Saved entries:
-- -- --

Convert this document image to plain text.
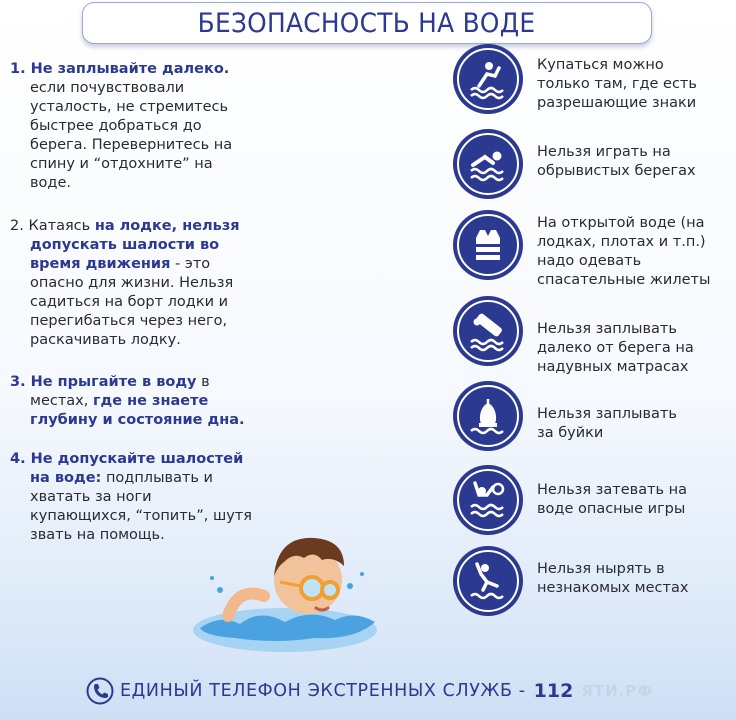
БЕЗОПАСНОСТЬ НА ВОДЕ
1. Не заплывайте далеко.
если почувствовали
усталость, не стремитесь
быстрее добраться до
берега. Перевернитесь на
спину и “отдохните” на
воде.
2. Катаясь на лодке, нельзя
допускать шалости во
время движения - это
опасно для жизни. Нельзя
садиться на борт лодки и
перегибаться через него,
раскачивать лодку.
3. Не прыгайте в воду в
местах, где не знаете
глубину и состояние дна.
4. Не допускайте шалостей
на воде: подплывать и
хватать за ноги
купающихся, “топить”, шутя
звать на помощь.
Купаться можно
только там, где есть
разрешающие знаки
Нельзя играть на
обрывистых берегах
На открытой воде (на
лодках, плотах и т.п.)
надо одевать
спасательные жилеты
Нельзя заплывать
далеко от берега на
надувных матрасах
Нельзя заплывать
за буйки
Нельзя затевать на
воде опасные игры
Нельзя нырять в
незнакомых местах
ЕДИНЫЙ ТЕЛЕФОН ЭКСТРЕННЫХ СЛУЖБ - 112 ЯТИ.РФ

-- -- --

### Problem
Write out each entry exactly as given, omitting any picture.

### The answer
Convert this document image to plain text.
БЕЗОПАСНОСТЬ НА ВОДЕ
1. Не заплывайте далеко.
если почувствовали
усталость, не стремитесь
быстрее добраться до
берега. Перевернитесь на
спину и “отдохните” на
воде.
2. Катаясь на лодке, нельзя
допускать шалости во
время движения - это
опасно для жизни. Нельзя
садиться на борт лодки и
перегибаться через него,
раскачивать лодку.
3. Не прыгайте в воду в
местах, где не знаете
глубину и состояние дна.
4. Не допускайте шалостей
на воде: подплывать и
хватать за ноги
купающихся, “топить”, шутя
звать на помощь.
Купаться можно
только там, где есть
разрешающие знаки
Нельзя играть на
обрывистых берегах
На открытой воде (на
лодках, плотах и т.п.)
надо одевать
спасательные жилеты
Нельзя заплывать
далеко от берега на
надувных матрасах
Нельзя заплывать
за буйки
Нельзя затевать на
воде опасные игры
Нельзя нырять в
незнакомых местах
ЕДИНЫЙ ТЕЛЕФОН ЭКСТРЕННЫХ СЛУЖБ - 112 ЯТИ.РФ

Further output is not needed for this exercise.